** begin EXTRACTED DATA **

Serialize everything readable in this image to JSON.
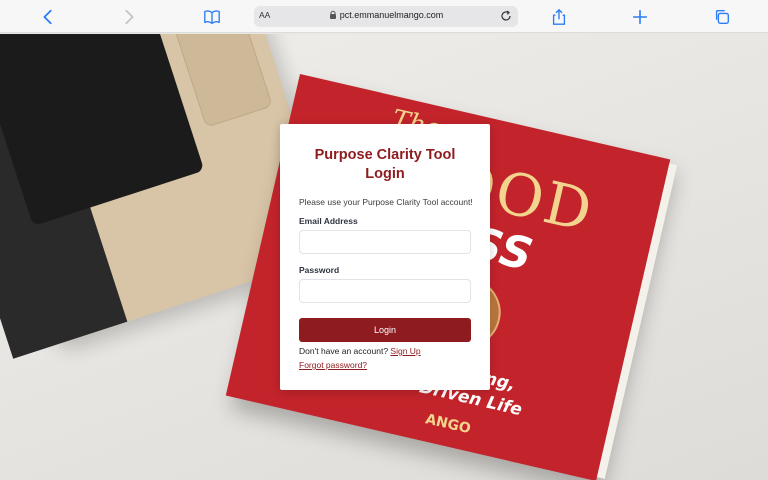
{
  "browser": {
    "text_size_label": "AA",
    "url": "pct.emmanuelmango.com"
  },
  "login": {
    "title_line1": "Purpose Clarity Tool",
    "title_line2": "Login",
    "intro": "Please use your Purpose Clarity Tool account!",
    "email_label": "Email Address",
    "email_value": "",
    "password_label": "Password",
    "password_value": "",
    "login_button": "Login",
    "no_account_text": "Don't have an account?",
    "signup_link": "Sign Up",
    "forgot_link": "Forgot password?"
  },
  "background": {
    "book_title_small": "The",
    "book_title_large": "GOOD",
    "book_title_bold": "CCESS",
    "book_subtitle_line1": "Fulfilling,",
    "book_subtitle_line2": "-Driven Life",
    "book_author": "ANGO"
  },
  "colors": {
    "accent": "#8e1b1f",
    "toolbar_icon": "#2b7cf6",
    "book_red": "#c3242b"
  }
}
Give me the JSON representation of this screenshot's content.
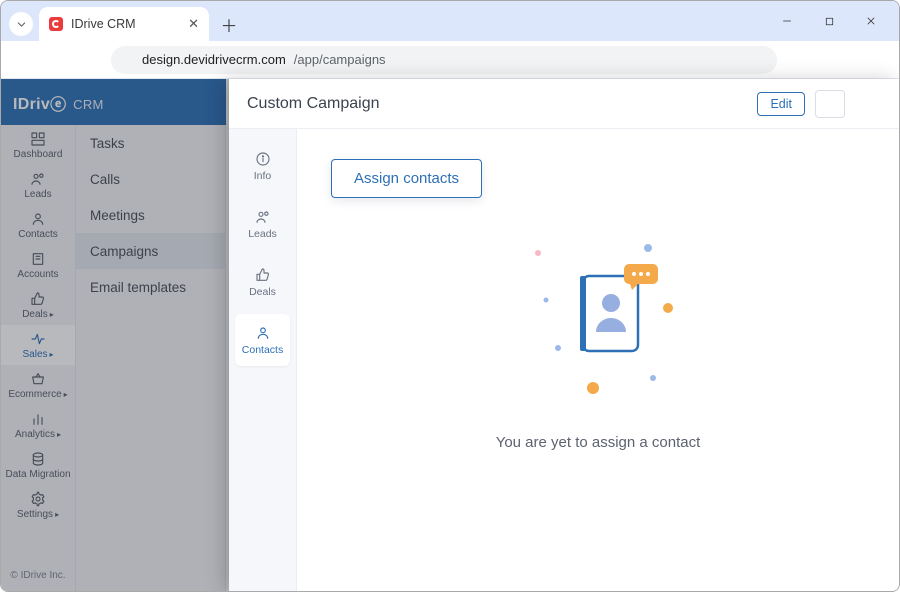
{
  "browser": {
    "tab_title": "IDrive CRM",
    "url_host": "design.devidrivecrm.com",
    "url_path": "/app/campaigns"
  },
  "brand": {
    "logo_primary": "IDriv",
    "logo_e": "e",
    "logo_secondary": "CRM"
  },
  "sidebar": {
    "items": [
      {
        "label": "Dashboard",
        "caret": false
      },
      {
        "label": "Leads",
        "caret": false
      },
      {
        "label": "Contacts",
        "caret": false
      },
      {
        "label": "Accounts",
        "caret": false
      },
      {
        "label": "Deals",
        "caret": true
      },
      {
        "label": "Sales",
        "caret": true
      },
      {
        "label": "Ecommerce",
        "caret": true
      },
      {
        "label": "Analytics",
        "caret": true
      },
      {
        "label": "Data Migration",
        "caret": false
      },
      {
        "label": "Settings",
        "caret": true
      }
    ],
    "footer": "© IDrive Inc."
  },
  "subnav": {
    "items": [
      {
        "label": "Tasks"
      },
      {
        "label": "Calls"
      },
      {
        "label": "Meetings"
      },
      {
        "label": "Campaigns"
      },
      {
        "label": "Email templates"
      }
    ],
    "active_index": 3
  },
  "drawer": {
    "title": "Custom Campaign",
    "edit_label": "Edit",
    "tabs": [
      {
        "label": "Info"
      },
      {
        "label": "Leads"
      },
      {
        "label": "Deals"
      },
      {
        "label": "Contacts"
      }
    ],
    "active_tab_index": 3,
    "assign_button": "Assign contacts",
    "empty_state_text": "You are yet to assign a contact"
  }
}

** end EXTRACTED DATA **

WHAT THIS TASK INVOLVES:
In your copy of the listing above, reproduce each line exactly and omit all pictures.

RESULT:
Serialize everything readable in this image to JSON.
{
  "browser": {
    "text_size_label": "AA",
    "url": "pct.emmanuelmango.com"
  },
  "login": {
    "title_line1": "Purpose Clarity Tool",
    "title_line2": "Login",
    "intro": "Please use your Purpose Clarity Tool account!",
    "email_label": "Email Address",
    "email_value": "",
    "password_label": "Password",
    "password_value": "",
    "login_button": "Login",
    "no_account_text": "Don't have an account?",
    "signup_link": "Sign Up",
    "forgot_link": "Forgot password?"
  },
  "background": {
    "book_title_small": "The",
    "book_title_large": "GOOD",
    "book_title_bold": "CCESS",
    "book_subtitle_line1": "Fulfilling,",
    "book_subtitle_line2": "-Driven Life",
    "book_author": "ANGO"
  },
  "colors": {
    "accent": "#8e1b1f",
    "toolbar_icon": "#2b7cf6",
    "book_red": "#c3242b"
  }
}
Give me the JSON representation of this screenshot's content.
{
  "browser": {
    "tab_title": "IDrive CRM",
    "url_host": "design.devidrivecrm.com",
    "url_path": "/app/campaigns"
  },
  "brand": {
    "logo_primary": "IDriv",
    "logo_e": "e",
    "logo_secondary": "CRM"
  },
  "sidebar": {
    "items": [
      {
        "label": "Dashboard",
        "caret": false
      },
      {
        "label": "Leads",
        "caret": false
      },
      {
        "label": "Contacts",
        "caret": false
      },
      {
        "label": "Accounts",
        "caret": false
      },
      {
        "label": "Deals",
        "caret": true
      },
      {
        "label": "Sales",
        "caret": true
      },
      {
        "label": "Ecommerce",
        "caret": true
      },
      {
        "label": "Analytics",
        "caret": true
      },
      {
        "label": "Data Migration",
        "caret": false
      },
      {
        "label": "Settings",
        "caret": true
      }
    ],
    "footer": "© IDrive Inc."
  },
  "subnav": {
    "items": [
      {
        "label": "Tasks"
      },
      {
        "label": "Calls"
      },
      {
        "label": "Meetings"
      },
      {
        "label": "Campaigns"
      },
      {
        "label": "Email templates"
      }
    ],
    "active_index": 3
  },
  "drawer": {
    "title": "Custom Campaign",
    "edit_label": "Edit",
    "tabs": [
      {
        "label": "Info"
      },
      {
        "label": "Leads"
      },
      {
        "label": "Deals"
      },
      {
        "label": "Contacts"
      }
    ],
    "active_tab_index": 3,
    "assign_button": "Assign contacts",
    "empty_state_text": "You are yet to assign a contact"
  }
}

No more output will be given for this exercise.